Stored data:
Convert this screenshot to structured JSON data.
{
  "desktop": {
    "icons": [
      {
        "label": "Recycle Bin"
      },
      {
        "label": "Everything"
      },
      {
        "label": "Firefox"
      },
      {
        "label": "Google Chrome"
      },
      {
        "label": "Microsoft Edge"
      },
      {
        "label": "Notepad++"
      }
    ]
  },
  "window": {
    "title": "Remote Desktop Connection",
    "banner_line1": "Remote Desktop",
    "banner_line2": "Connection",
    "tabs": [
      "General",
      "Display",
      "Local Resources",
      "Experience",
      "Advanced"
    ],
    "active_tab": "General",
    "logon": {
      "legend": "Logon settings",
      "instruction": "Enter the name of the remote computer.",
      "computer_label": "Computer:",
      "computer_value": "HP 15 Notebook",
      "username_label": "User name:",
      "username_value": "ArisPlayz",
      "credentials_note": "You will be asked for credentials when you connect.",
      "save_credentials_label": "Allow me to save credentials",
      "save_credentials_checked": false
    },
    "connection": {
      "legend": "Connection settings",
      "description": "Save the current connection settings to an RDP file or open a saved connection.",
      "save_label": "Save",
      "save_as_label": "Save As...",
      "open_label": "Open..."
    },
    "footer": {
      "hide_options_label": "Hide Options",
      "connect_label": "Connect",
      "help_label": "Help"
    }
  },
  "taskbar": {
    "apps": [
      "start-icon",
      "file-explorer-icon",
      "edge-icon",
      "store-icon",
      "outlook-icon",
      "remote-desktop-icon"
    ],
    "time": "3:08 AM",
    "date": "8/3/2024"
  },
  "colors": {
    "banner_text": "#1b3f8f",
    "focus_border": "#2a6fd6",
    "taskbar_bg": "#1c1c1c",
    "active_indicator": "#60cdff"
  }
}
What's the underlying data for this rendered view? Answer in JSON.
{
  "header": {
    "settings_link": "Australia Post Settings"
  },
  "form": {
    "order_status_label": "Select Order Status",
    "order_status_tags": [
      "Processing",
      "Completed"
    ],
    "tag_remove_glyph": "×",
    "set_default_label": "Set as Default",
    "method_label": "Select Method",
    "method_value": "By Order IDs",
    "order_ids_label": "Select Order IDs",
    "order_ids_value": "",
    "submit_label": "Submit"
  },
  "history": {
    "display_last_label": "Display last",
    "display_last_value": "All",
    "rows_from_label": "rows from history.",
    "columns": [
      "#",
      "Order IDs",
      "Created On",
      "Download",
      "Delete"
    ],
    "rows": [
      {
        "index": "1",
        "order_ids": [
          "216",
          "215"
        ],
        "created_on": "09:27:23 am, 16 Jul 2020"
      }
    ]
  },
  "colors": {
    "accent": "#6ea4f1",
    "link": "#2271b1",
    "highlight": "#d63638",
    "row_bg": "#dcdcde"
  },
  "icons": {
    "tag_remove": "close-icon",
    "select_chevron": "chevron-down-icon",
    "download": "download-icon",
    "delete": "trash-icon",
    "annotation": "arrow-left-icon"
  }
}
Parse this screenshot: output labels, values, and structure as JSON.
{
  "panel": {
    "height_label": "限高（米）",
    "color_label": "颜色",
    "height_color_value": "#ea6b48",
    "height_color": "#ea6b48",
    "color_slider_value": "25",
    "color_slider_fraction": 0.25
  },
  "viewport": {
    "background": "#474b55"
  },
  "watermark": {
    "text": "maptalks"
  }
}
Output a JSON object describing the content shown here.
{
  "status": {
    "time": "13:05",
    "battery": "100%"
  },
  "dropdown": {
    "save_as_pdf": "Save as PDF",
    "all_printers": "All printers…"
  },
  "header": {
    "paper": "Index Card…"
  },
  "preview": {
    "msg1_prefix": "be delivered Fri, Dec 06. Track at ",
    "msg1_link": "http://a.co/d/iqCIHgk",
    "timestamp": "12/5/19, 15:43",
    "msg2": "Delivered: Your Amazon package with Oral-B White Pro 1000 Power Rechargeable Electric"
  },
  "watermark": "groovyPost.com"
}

Set problem: Repeat the records above in full, character for character.

Result:
Convert this screenshot to structured JSON data.
{
  "desktop": {
    "icons": [
      {
        "label": "Recycle Bin"
      },
      {
        "label": "Everything"
      },
      {
        "label": "Firefox"
      },
      {
        "label": "Google Chrome"
      },
      {
        "label": "Microsoft Edge"
      },
      {
        "label": "Notepad++"
      }
    ]
  },
  "window": {
    "title": "Remote Desktop Connection",
    "banner_line1": "Remote Desktop",
    "banner_line2": "Connection",
    "tabs": [
      "General",
      "Display",
      "Local Resources",
      "Experience",
      "Advanced"
    ],
    "active_tab": "General",
    "logon": {
      "legend": "Logon settings",
      "instruction": "Enter the name of the remote computer.",
      "computer_label": "Computer:",
      "computer_value": "HP 15 Notebook",
      "username_label": "User name:",
      "username_value": "ArisPlayz",
      "credentials_note": "You will be asked for credentials when you connect.",
      "save_credentials_label": "Allow me to save credentials",
      "save_credentials_checked": false
    },
    "connection": {
      "legend": "Connection settings",
      "description": "Save the current connection settings to an RDP file or open a saved connection.",
      "save_label": "Save",
      "save_as_label": "Save As...",
      "open_label": "Open..."
    },
    "footer": {
      "hide_options_label": "Hide Options",
      "connect_label": "Connect",
      "help_label": "Help"
    }
  },
  "taskbar": {
    "apps": [
      "start-icon",
      "file-explorer-icon",
      "edge-icon",
      "store-icon",
      "outlook-icon",
      "remote-desktop-icon"
    ],
    "time": "3:08 AM",
    "date": "8/3/2024"
  },
  "colors": {
    "banner_text": "#1b3f8f",
    "focus_border": "#2a6fd6",
    "taskbar_bg": "#1c1c1c",
    "active_indicator": "#60cdff"
  }
}
What's the underlying data for this rendered view? Answer in JSON.
{
  "header": {
    "settings_link": "Australia Post Settings"
  },
  "form": {
    "order_status_label": "Select Order Status",
    "order_status_tags": [
      "Processing",
      "Completed"
    ],
    "tag_remove_glyph": "×",
    "set_default_label": "Set as Default",
    "method_label": "Select Method",
    "method_value": "By Order IDs",
    "order_ids_label": "Select Order IDs",
    "order_ids_value": "",
    "submit_label": "Submit"
  },
  "history": {
    "display_last_label": "Display last",
    "display_last_value": "All",
    "rows_from_label": "rows from history.",
    "columns": [
      "#",
      "Order IDs",
      "Created On",
      "Download",
      "Delete"
    ],
    "rows": [
      {
        "index": "1",
        "order_ids": [
          "216",
          "215"
        ],
        "created_on": "09:27:23 am, 16 Jul 2020"
      }
    ]
  },
  "colors": {
    "accent": "#6ea4f1",
    "link": "#2271b1",
    "highlight": "#d63638",
    "row_bg": "#dcdcde"
  },
  "icons": {
    "tag_remove": "close-icon",
    "select_chevron": "chevron-down-icon",
    "download": "download-icon",
    "delete": "trash-icon",
    "annotation": "arrow-left-icon"
  }
}
Parse this screenshot: output labels, values, and structure as JSON.
{
  "panel": {
    "height_label": "限高（米）",
    "color_label": "颜色",
    "height_color_value": "#ea6b48",
    "height_color": "#ea6b48",
    "color_slider_value": "25",
    "color_slider_fraction": 0.25
  },
  "viewport": {
    "background": "#474b55"
  },
  "watermark": {
    "text": "maptalks"
  }
}
Output a JSON object describing the content shown here.
{
  "status": {
    "time": "13:05",
    "battery": "100%"
  },
  "dropdown": {
    "save_as_pdf": "Save as PDF",
    "all_printers": "All printers…"
  },
  "header": {
    "paper": "Index Card…"
  },
  "preview": {
    "msg1_prefix": "be delivered Fri, Dec 06. Track at ",
    "msg1_link": "http://a.co/d/iqCIHgk",
    "timestamp": "12/5/19, 15:43",
    "msg2": "Delivered: Your Amazon package with Oral-B White Pro 1000 Power Rechargeable Electric"
  },
  "watermark": "groovyPost.com"
}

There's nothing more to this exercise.